Go through the records and copy each line where the word "ylabel" occurs.

→ **INFORMATION PROVIDED**
· · ·
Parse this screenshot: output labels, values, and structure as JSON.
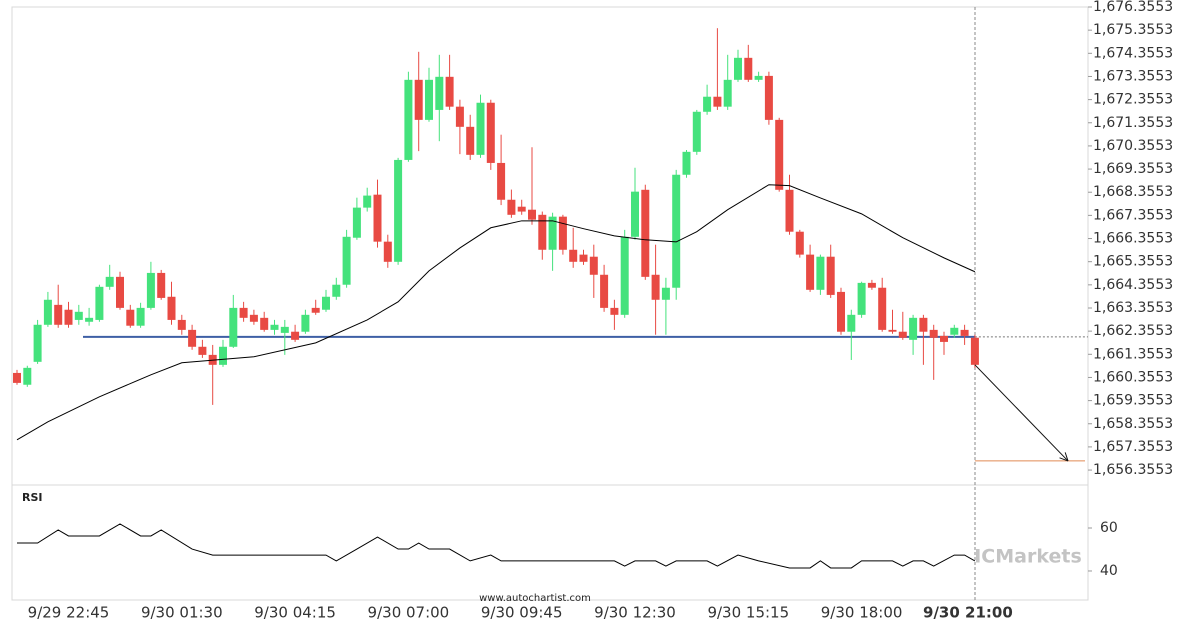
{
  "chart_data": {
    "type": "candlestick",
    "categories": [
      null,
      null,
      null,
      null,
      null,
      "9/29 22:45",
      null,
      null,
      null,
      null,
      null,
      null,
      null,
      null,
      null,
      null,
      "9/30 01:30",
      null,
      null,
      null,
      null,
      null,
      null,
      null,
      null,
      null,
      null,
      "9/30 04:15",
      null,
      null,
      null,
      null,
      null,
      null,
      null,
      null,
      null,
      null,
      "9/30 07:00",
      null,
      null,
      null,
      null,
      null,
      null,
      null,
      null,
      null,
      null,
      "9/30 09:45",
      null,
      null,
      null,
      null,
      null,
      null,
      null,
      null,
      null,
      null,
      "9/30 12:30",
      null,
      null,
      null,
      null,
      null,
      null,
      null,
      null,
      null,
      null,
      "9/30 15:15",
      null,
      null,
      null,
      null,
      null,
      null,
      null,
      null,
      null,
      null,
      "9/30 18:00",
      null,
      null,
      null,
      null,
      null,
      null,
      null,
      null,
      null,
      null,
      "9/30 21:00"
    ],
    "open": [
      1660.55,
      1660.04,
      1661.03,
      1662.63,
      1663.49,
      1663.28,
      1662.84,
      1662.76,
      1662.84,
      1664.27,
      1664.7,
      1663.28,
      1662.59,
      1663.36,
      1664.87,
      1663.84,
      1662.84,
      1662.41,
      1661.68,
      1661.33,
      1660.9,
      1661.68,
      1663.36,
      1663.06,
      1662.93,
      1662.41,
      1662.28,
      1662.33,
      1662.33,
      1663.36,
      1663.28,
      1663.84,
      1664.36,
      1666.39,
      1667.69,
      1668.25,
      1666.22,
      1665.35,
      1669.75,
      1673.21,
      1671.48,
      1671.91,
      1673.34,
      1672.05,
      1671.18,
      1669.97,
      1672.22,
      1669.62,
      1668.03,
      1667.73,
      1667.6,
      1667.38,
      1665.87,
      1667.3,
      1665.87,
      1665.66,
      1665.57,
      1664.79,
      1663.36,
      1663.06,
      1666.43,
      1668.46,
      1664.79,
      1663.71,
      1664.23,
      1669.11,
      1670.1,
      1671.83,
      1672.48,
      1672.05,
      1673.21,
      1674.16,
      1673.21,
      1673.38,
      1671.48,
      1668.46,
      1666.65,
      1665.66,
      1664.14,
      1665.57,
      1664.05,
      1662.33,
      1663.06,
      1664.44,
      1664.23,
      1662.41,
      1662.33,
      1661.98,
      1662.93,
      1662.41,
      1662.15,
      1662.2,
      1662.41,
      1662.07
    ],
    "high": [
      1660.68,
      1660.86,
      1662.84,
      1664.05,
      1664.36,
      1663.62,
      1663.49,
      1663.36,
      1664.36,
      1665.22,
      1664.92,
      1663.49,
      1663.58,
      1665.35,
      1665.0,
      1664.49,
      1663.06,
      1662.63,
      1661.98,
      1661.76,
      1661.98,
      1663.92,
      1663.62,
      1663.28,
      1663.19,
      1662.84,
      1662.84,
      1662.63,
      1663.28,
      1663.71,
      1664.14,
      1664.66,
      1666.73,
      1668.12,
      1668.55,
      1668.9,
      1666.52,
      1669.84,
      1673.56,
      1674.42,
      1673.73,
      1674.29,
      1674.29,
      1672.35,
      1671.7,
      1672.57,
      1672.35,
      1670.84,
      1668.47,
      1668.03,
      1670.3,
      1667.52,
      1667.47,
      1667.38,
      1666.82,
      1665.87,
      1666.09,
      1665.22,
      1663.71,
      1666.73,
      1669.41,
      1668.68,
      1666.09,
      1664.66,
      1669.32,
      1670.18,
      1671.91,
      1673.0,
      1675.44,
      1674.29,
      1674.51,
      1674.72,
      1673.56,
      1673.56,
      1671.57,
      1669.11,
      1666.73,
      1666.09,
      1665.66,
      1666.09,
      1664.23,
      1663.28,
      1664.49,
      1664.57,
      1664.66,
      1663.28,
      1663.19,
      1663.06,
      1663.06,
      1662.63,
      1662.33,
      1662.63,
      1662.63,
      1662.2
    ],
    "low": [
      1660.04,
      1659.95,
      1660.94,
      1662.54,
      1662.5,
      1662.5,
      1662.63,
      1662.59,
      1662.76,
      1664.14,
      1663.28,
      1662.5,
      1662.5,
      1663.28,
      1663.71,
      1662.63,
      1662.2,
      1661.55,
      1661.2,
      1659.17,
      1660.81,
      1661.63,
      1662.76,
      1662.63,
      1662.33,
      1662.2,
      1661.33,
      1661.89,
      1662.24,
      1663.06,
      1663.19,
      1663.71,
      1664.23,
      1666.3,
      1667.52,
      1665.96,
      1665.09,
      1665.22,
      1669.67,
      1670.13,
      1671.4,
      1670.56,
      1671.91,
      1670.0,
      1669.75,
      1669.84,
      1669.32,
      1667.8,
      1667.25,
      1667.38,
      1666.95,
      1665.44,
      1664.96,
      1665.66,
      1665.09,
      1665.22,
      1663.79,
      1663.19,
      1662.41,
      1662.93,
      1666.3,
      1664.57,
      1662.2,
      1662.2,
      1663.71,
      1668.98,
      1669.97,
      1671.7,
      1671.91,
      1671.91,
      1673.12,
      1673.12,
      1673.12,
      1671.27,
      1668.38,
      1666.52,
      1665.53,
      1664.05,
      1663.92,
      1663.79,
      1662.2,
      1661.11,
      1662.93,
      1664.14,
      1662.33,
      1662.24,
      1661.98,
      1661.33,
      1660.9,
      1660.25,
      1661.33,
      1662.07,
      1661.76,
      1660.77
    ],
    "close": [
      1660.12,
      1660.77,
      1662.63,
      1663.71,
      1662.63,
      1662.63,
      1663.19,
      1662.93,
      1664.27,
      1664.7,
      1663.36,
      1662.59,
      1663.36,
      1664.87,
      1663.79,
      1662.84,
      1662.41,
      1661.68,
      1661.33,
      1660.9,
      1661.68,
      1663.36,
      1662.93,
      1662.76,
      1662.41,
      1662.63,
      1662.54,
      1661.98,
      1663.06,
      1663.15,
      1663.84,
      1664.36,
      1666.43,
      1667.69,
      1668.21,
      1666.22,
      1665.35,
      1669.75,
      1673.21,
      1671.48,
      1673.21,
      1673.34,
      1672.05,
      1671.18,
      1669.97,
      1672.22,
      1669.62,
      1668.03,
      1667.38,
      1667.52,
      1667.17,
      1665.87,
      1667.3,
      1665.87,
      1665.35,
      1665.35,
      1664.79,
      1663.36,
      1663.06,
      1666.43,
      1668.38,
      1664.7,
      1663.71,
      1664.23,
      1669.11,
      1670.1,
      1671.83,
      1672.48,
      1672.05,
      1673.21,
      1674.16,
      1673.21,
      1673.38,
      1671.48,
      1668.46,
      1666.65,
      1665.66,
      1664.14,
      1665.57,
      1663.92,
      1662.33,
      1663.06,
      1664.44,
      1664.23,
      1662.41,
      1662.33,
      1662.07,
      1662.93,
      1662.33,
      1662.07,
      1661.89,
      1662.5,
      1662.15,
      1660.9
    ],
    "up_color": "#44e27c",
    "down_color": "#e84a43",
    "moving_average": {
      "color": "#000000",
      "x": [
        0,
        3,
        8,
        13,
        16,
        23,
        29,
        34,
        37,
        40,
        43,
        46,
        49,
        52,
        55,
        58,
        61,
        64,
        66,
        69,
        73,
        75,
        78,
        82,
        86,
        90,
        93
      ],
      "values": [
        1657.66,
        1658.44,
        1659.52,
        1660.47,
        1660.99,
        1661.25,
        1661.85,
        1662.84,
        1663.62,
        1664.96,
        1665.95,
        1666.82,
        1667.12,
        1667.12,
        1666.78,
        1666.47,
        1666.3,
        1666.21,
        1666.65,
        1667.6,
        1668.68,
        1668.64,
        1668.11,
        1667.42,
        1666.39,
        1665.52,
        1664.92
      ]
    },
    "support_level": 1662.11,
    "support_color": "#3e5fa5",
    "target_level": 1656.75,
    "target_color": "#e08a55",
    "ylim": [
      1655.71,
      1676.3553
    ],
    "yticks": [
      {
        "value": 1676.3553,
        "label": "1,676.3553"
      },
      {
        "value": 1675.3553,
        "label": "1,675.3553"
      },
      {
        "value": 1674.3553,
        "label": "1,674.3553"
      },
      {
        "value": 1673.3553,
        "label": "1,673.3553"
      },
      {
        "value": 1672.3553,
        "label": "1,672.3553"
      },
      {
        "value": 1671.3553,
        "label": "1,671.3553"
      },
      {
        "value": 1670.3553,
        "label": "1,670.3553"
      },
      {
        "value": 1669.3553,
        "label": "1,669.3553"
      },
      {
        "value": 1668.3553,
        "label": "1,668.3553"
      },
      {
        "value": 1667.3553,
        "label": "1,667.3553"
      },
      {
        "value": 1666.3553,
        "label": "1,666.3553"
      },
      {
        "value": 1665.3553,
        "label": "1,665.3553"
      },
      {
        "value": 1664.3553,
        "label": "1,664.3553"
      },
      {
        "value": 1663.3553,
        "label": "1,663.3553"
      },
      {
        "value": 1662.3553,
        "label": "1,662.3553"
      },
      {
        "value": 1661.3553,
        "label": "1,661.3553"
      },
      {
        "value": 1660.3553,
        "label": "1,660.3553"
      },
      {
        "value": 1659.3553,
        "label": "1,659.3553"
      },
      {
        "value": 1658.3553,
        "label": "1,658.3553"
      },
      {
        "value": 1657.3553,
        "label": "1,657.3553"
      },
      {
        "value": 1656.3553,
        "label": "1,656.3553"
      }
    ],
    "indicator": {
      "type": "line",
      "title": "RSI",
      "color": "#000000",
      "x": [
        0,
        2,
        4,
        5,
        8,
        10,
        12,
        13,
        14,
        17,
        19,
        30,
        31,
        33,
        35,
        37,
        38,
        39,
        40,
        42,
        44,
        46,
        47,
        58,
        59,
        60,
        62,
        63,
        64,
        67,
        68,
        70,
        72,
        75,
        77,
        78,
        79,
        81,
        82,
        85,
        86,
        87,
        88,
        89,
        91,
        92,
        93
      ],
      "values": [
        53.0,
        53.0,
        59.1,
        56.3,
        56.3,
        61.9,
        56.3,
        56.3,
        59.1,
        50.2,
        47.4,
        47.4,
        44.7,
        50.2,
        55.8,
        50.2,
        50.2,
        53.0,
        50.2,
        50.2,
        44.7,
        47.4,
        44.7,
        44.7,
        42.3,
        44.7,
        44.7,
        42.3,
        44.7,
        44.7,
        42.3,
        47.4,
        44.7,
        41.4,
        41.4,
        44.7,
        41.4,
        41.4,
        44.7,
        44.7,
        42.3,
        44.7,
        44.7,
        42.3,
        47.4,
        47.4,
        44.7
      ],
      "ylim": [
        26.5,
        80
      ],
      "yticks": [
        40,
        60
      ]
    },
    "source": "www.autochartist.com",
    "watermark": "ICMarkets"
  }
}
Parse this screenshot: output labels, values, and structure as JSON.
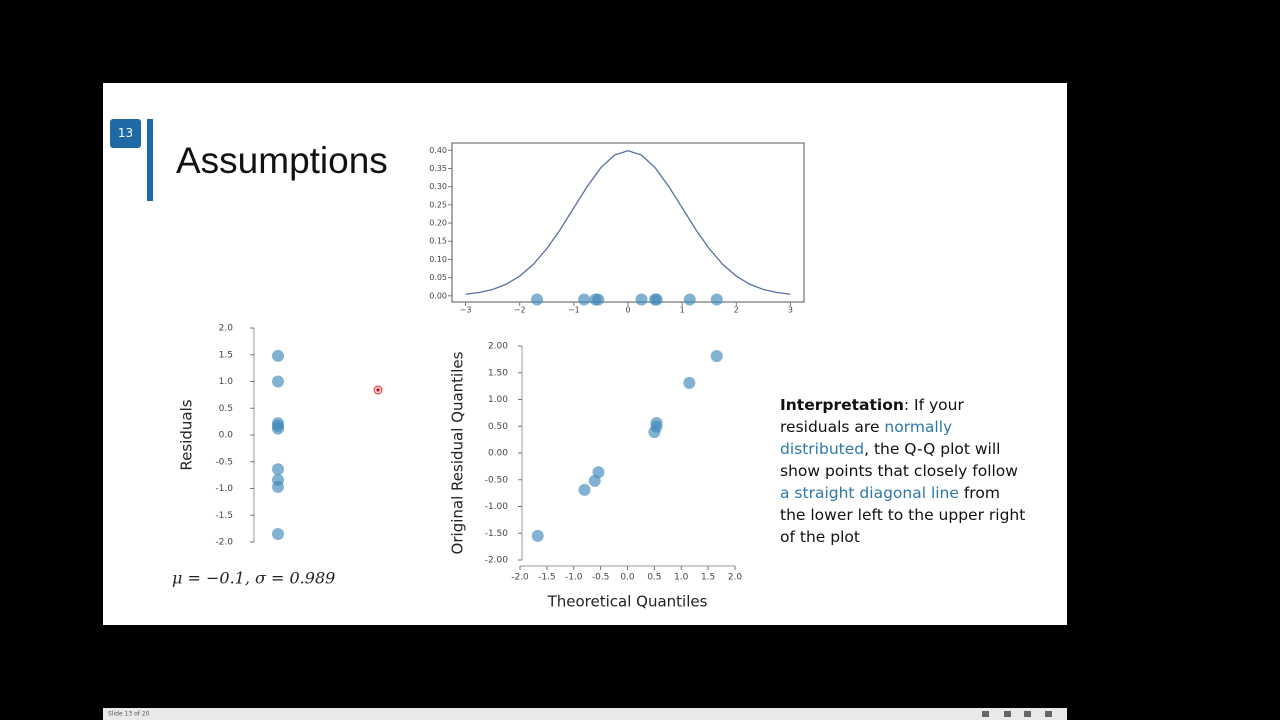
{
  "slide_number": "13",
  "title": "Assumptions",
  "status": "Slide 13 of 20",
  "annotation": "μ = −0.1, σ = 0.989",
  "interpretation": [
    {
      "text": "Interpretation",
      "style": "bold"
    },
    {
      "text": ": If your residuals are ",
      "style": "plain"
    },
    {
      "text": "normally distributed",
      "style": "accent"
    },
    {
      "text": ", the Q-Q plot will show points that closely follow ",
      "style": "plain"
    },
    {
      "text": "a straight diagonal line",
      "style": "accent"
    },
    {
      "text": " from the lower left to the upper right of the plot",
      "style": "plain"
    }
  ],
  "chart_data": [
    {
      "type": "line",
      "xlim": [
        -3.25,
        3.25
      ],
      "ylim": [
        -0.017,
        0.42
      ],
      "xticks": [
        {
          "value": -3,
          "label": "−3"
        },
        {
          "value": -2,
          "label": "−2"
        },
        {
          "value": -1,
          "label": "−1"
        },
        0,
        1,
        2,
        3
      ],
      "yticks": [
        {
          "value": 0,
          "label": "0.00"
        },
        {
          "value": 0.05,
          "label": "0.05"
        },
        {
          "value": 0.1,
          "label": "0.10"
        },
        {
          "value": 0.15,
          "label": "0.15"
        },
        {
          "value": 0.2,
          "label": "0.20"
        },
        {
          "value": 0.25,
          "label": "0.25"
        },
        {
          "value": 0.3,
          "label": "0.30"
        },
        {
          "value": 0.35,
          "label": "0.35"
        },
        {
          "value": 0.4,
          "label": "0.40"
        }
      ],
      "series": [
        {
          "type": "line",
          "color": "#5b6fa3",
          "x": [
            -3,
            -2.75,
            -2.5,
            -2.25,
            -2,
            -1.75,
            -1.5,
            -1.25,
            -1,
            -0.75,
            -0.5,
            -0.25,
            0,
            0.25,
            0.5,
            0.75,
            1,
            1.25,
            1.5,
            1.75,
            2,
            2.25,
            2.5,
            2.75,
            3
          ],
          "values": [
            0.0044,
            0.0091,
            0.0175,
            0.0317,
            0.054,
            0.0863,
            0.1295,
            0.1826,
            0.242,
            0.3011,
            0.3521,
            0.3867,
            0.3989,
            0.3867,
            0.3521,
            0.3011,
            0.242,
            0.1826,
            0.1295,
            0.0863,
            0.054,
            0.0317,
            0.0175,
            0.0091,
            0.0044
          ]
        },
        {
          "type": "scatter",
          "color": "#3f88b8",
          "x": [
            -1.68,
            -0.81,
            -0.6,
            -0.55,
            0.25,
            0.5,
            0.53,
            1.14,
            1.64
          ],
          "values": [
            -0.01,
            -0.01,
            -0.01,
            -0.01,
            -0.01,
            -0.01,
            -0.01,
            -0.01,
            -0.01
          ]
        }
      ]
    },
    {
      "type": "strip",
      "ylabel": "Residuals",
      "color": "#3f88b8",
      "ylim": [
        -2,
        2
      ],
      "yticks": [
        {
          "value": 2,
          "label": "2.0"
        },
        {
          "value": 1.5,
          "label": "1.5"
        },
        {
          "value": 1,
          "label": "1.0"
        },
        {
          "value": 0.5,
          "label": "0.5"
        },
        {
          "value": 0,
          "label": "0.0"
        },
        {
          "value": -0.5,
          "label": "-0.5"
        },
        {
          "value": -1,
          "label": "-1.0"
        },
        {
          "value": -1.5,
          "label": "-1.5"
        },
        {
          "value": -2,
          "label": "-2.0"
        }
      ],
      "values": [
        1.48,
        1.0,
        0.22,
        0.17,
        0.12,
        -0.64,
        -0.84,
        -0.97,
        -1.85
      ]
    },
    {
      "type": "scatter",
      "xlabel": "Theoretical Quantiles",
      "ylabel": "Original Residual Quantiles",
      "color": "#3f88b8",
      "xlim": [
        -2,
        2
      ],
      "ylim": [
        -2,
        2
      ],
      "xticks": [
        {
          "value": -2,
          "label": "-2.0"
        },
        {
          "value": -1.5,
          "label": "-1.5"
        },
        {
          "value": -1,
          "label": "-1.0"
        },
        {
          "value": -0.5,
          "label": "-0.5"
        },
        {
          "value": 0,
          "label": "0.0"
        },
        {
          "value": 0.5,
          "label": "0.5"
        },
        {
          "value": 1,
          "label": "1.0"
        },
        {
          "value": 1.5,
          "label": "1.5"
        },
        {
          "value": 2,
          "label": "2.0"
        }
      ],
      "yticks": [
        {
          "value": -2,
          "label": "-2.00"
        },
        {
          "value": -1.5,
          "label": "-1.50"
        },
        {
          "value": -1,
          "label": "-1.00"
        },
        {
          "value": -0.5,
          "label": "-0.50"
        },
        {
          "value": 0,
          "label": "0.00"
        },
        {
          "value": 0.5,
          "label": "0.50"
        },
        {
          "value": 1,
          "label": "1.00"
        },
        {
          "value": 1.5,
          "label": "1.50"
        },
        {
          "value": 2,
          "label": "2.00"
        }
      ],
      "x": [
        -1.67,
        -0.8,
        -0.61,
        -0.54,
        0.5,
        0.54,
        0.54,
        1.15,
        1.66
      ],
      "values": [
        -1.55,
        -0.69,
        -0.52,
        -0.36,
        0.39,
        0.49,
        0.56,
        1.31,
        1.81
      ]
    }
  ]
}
· · ·
→ **THE OUTPUT**
      "ylabel": "Residuals",
      "ylabel": "Original Residual Quantiles",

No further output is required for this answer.